■ DIRECTIVE ■
Copy every line that holds "more".

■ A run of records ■

## START

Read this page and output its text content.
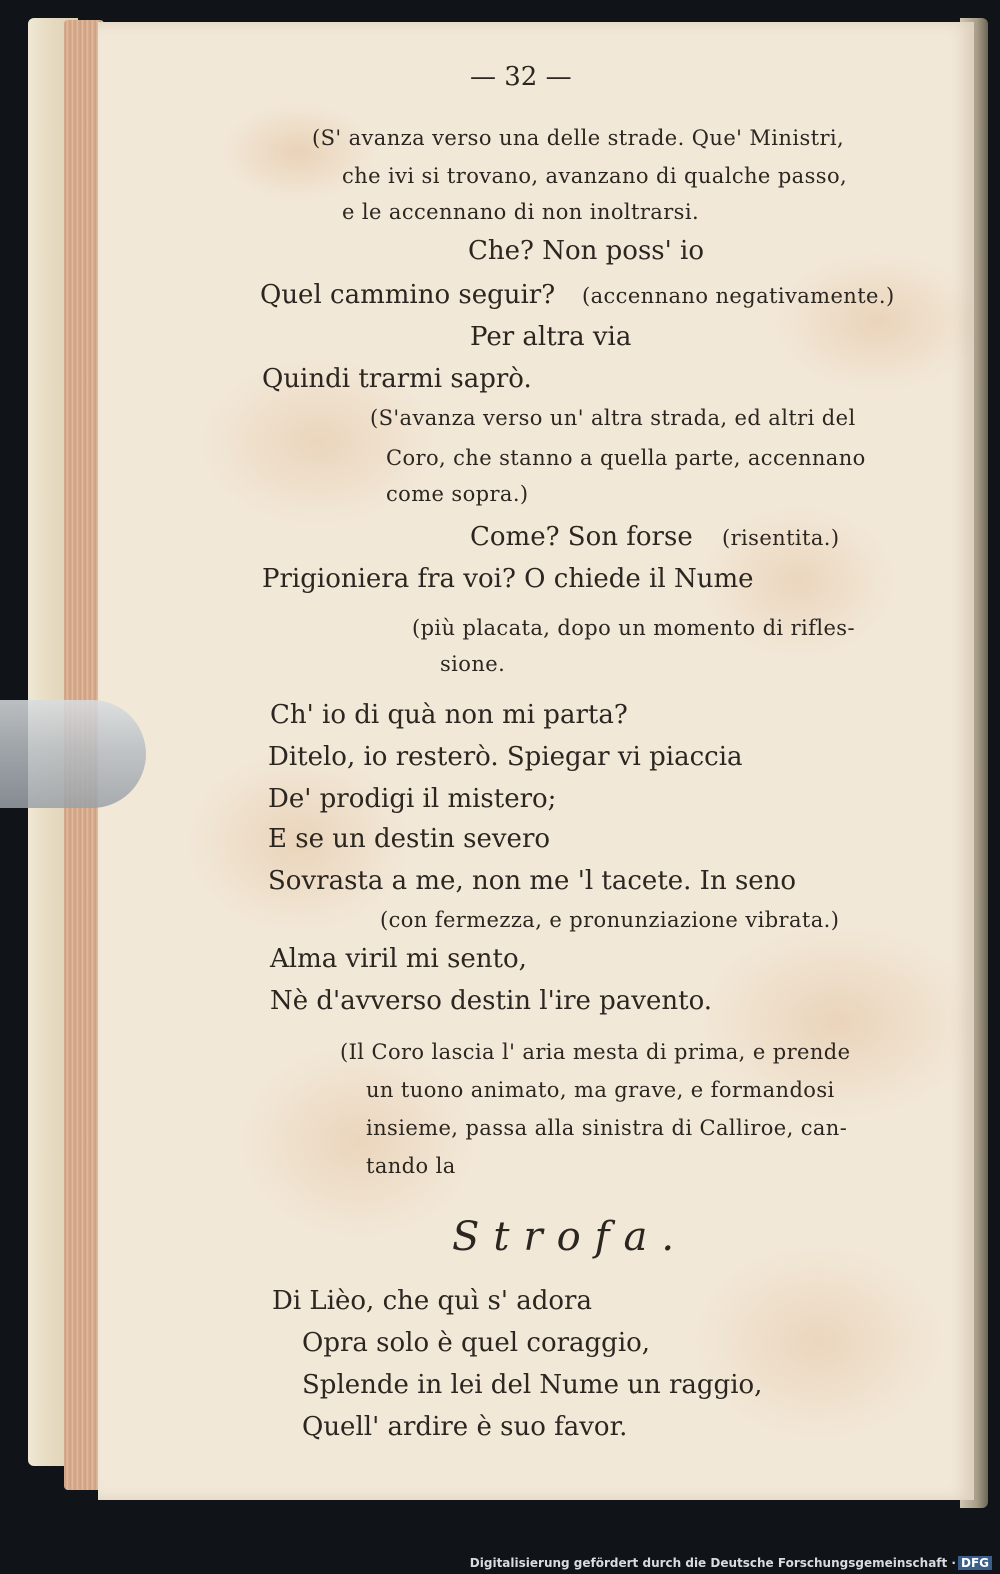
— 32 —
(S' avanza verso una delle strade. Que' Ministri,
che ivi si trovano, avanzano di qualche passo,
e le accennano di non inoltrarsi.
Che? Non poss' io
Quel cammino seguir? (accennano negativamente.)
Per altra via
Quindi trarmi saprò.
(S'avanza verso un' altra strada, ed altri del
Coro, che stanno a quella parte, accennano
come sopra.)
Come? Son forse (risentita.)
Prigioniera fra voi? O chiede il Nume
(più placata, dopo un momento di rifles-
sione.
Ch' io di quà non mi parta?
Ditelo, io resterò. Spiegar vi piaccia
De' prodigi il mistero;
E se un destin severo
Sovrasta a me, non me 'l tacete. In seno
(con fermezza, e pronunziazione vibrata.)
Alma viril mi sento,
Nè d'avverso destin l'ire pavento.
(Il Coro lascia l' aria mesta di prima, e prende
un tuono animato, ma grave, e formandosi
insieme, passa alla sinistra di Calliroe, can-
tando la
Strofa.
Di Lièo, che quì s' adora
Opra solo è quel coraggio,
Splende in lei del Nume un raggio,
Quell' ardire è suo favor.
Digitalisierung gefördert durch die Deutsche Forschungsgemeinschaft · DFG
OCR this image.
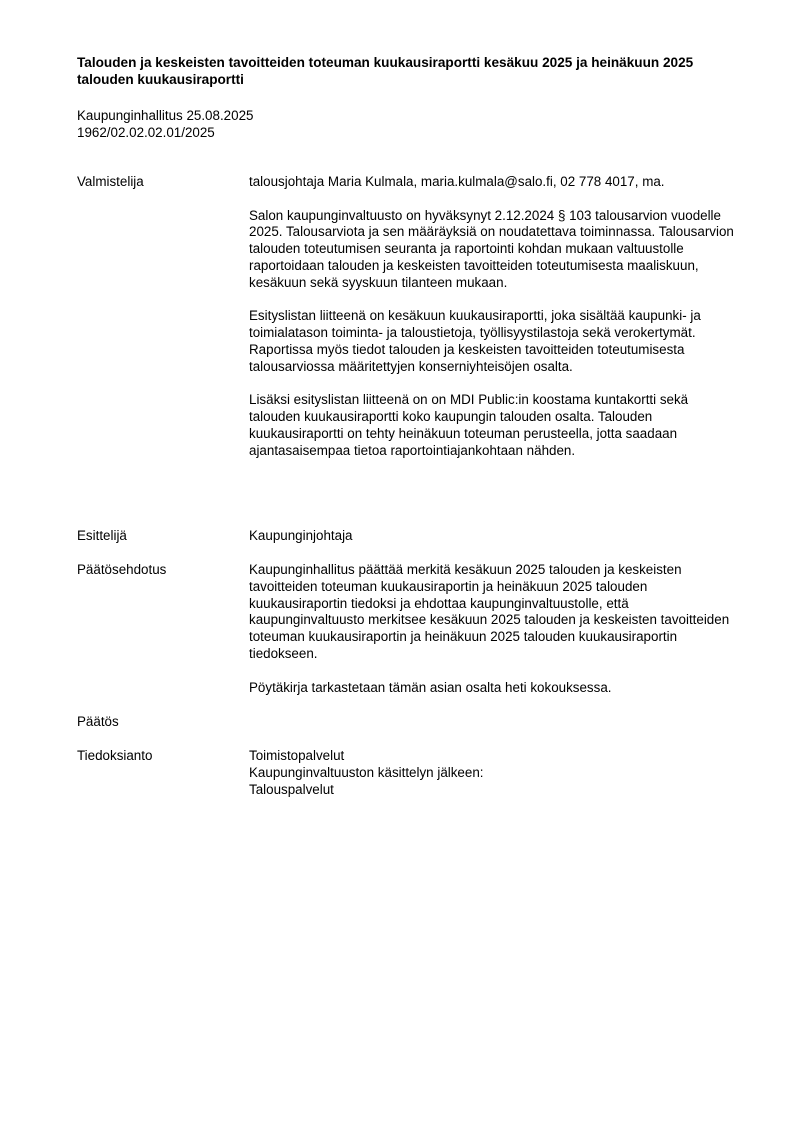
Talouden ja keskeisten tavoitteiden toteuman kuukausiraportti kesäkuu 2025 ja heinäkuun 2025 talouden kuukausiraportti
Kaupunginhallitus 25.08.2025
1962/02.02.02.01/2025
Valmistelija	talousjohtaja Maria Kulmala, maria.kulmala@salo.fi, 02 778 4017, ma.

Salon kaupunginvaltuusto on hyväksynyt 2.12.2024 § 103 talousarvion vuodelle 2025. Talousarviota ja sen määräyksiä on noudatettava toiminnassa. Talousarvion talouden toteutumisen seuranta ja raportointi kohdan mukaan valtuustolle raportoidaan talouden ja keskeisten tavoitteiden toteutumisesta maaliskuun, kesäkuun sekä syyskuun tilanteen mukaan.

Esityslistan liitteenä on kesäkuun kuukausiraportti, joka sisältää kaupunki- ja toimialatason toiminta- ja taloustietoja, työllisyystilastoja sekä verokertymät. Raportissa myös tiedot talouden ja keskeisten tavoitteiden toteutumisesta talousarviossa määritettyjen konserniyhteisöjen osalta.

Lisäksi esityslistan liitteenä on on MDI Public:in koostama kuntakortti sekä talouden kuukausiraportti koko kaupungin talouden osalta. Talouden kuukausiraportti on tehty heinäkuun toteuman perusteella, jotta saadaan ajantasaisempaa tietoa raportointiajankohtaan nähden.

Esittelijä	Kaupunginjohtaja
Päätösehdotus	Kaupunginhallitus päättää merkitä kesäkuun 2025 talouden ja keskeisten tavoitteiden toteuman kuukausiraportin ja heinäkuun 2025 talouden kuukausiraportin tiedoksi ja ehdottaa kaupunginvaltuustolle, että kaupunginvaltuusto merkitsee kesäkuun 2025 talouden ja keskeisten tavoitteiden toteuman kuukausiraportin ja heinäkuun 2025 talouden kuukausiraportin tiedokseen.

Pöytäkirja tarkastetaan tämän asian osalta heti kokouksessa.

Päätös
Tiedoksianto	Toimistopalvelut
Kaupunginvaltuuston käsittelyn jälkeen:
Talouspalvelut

## END
## START

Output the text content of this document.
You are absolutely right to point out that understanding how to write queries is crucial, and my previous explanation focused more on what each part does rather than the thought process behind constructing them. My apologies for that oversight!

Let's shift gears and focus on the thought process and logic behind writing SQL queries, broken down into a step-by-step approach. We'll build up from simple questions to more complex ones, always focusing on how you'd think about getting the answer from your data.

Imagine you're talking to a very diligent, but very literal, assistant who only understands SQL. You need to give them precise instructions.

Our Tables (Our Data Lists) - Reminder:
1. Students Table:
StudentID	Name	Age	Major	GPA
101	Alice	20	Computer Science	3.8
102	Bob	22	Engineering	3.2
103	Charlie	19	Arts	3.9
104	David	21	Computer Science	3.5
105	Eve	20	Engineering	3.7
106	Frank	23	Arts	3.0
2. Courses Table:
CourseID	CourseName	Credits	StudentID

## END
## START

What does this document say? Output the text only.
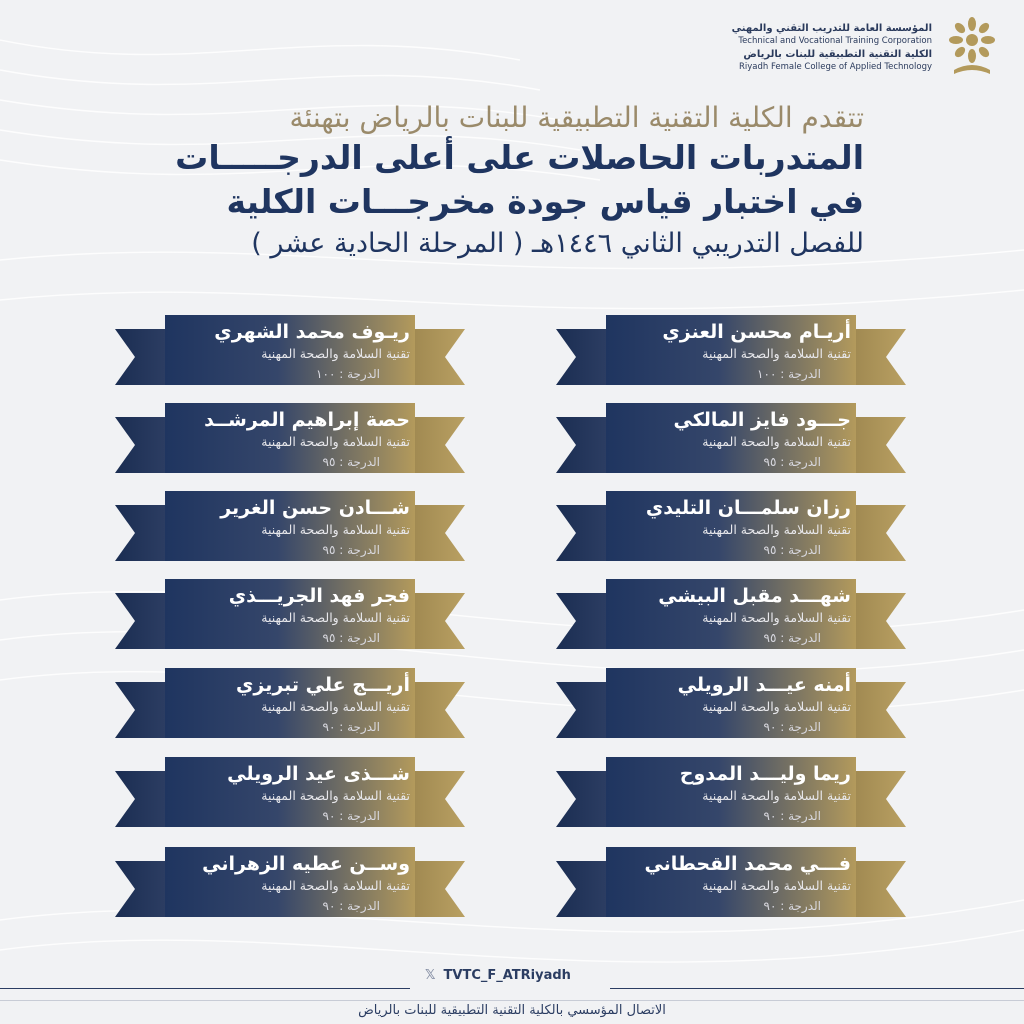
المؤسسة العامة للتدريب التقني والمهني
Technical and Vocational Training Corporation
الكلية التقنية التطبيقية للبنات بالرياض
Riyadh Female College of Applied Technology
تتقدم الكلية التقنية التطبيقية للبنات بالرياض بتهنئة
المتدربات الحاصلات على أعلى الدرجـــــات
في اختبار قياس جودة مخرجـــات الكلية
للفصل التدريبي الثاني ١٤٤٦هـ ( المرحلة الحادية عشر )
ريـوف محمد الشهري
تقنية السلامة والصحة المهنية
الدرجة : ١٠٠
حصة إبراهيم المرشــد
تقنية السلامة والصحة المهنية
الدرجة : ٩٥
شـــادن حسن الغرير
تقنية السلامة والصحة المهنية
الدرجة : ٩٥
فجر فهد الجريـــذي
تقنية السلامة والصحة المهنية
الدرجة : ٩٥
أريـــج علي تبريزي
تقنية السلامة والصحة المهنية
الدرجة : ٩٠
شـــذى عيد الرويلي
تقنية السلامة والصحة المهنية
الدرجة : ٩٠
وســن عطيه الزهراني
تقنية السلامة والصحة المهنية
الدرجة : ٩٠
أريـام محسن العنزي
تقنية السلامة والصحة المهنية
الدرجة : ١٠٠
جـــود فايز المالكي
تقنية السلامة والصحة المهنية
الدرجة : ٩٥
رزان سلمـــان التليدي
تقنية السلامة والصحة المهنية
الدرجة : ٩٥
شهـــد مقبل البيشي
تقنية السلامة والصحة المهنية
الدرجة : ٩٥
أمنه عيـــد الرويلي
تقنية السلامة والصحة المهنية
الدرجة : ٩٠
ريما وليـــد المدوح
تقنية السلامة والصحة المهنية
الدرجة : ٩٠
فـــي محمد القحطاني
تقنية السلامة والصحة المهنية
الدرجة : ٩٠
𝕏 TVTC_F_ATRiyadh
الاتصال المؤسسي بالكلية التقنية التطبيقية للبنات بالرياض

## END

■ EXERCISE RESPONSE ■
You are absolutely right to point out that understanding how to write queries is crucial, and my previous explanation focused more on what each part does rather than the thought process behind constructing them. My apologies for that oversight!
Let's shift gears and focus on the thought process and logic behind writing SQL queries, broken down into a step-by-step approach. We'll build up from simple questions to more complex ones, always focusing on how you'd think about getting the answer from your data.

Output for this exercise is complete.